(Records from a data collection)
---*---
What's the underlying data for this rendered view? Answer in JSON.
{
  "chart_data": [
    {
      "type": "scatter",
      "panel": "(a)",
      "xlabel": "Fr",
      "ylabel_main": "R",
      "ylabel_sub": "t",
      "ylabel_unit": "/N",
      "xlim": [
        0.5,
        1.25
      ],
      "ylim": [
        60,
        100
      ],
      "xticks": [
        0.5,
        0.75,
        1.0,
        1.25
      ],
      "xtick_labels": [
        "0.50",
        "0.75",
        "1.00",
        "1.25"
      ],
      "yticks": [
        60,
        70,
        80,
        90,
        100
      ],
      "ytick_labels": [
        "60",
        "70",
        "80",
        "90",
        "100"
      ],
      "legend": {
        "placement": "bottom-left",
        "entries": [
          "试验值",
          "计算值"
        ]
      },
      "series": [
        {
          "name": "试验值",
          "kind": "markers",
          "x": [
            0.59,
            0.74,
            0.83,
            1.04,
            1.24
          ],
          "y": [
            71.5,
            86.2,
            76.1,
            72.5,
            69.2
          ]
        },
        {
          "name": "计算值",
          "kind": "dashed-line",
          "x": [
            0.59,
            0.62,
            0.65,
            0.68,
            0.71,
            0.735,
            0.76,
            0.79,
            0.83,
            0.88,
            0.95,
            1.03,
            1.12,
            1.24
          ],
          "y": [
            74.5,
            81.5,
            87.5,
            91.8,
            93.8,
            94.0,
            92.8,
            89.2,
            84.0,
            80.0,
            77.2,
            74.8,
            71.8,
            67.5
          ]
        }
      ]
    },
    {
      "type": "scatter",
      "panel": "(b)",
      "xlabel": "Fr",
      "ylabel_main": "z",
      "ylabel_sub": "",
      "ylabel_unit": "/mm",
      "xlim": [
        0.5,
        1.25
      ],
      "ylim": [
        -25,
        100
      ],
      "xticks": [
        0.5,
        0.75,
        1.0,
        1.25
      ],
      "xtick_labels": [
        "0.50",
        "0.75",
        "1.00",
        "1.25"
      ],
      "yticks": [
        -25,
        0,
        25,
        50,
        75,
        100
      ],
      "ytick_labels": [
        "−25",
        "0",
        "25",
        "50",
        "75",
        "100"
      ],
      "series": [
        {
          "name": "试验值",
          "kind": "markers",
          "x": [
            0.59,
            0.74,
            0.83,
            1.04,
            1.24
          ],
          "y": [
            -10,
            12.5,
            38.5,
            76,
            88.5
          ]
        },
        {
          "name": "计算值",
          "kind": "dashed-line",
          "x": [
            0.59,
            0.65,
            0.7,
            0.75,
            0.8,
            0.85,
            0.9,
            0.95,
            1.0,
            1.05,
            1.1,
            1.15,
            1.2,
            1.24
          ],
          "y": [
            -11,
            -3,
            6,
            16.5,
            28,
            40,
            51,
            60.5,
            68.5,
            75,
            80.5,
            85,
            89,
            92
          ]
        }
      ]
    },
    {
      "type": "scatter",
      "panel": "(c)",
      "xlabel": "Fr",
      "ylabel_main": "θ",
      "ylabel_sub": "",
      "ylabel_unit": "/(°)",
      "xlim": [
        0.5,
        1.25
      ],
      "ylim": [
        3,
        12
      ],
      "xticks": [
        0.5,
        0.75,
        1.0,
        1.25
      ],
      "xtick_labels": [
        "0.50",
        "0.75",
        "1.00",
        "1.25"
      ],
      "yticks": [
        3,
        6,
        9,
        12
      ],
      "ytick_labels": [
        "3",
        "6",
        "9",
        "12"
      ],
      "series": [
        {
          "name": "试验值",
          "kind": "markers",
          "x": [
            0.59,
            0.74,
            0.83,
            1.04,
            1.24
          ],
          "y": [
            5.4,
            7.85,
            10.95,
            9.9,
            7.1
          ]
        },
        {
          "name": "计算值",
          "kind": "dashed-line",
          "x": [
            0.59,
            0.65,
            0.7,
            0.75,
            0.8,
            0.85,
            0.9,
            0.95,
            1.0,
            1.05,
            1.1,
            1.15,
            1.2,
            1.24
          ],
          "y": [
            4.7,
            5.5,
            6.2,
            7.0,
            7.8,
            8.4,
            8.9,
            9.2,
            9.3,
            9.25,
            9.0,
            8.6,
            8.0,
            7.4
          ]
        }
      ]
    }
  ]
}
---*---
## [REQUIREMENT]
Copy out the full set of records precisely, leaving nothing out.

## [RESPONSE BELOW]
What's the underlying data for this rendered view? Answer in JSON.
{
  "chart_data": [
    {
      "type": "scatter",
      "panel": "(a)",
      "xlabel": "Fr",
      "ylabel_main": "R",
      "ylabel_sub": "t",
      "ylabel_unit": "/N",
      "xlim": [
        0.5,
        1.25
      ],
      "ylim": [
        60,
        100
      ],
      "xticks": [
        0.5,
        0.75,
        1.0,
        1.25
      ],
      "xtick_labels": [
        "0.50",
        "0.75",
        "1.00",
        "1.25"
      ],
      "yticks": [
        60,
        70,
        80,
        90,
        100
      ],
      "ytick_labels": [
        "60",
        "70",
        "80",
        "90",
        "100"
      ],
      "legend": {
        "placement": "bottom-left",
        "entries": [
          "试验值",
          "计算值"
        ]
      },
      "series": [
        {
          "name": "试验值",
          "kind": "markers",
          "x": [
            0.59,
            0.74,
            0.83,
            1.04,
            1.24
          ],
          "y": [
            71.5,
            86.2,
            76.1,
            72.5,
            69.2
          ]
        },
        {
          "name": "计算值",
          "kind": "dashed-line",
          "x": [
            0.59,
            0.62,
            0.65,
            0.68,
            0.71,
            0.735,
            0.76,
            0.79,
            0.83,
            0.88,
            0.95,
            1.03,
            1.12,
            1.24
          ],
          "y": [
            74.5,
            81.5,
            87.5,
            91.8,
            93.8,
            94.0,
            92.8,
            89.2,
            84.0,
            80.0,
            77.2,
            74.8,
            71.8,
            67.5
          ]
        }
      ]
    },
    {
      "type": "scatter",
      "panel": "(b)",
      "xlabel": "Fr",
      "ylabel_main": "z",
      "ylabel_sub": "",
      "ylabel_unit": "/mm",
      "xlim": [
        0.5,
        1.25
      ],
      "ylim": [
        -25,
        100
      ],
      "xticks": [
        0.5,
        0.75,
        1.0,
        1.25
      ],
      "xtick_labels": [
        "0.50",
        "0.75",
        "1.00",
        "1.25"
      ],
      "yticks": [
        -25,
        0,
        25,
        50,
        75,
        100
      ],
      "ytick_labels": [
        "−25",
        "0",
        "25",
        "50",
        "75",
        "100"
      ],
      "series": [
        {
          "name": "试验值",
          "kind": "markers",
          "x": [
            0.59,
            0.74,
            0.83,
            1.04,
            1.24
          ],
          "y": [
            -10,
            12.5,
            38.5,
            76,
            88.5
          ]
        },
        {
          "name": "计算值",
          "kind": "dashed-line",
          "x": [
            0.59,
            0.65,
            0.7,
            0.75,
            0.8,
            0.85,
            0.9,
            0.95,
            1.0,
            1.05,
            1.1,
            1.15,
            1.2,
            1.24
          ],
          "y": [
            -11,
            -3,
            6,
            16.5,
            28,
            40,
            51,
            60.5,
            68.5,
            75,
            80.5,
            85,
            89,
            92
          ]
        }
      ]
    },
    {
      "type": "scatter",
      "panel": "(c)",
      "xlabel": "Fr",
      "ylabel_main": "θ",
      "ylabel_sub": "",
      "ylabel_unit": "/(°)",
      "xlim": [
        0.5,
        1.25
      ],
      "ylim": [
        3,
        12
      ],
      "xticks": [
        0.5,
        0.75,
        1.0,
        1.25
      ],
      "xtick_labels": [
        "0.50",
        "0.75",
        "1.00",
        "1.25"
      ],
      "yticks": [
        3,
        6,
        9,
        12
      ],
      "ytick_labels": [
        "3",
        "6",
        "9",
        "12"
      ],
      "series": [
        {
          "name": "试验值",
          "kind": "markers",
          "x": [
            0.59,
            0.74,
            0.83,
            1.04,
            1.24
          ],
          "y": [
            5.4,
            7.85,
            10.95,
            9.9,
            7.1
          ]
        },
        {
          "name": "计算值",
          "kind": "dashed-line",
          "x": [
            0.59,
            0.65,
            0.7,
            0.75,
            0.8,
            0.85,
            0.9,
            0.95,
            1.0,
            1.05,
            1.1,
            1.15,
            1.2,
            1.24
          ],
          "y": [
            4.7,
            5.5,
            6.2,
            7.0,
            7.8,
            8.4,
            8.9,
            9.2,
            9.3,
            9.25,
            9.0,
            8.6,
            8.0,
            7.4
          ]
        }
      ]
    }
  ]
}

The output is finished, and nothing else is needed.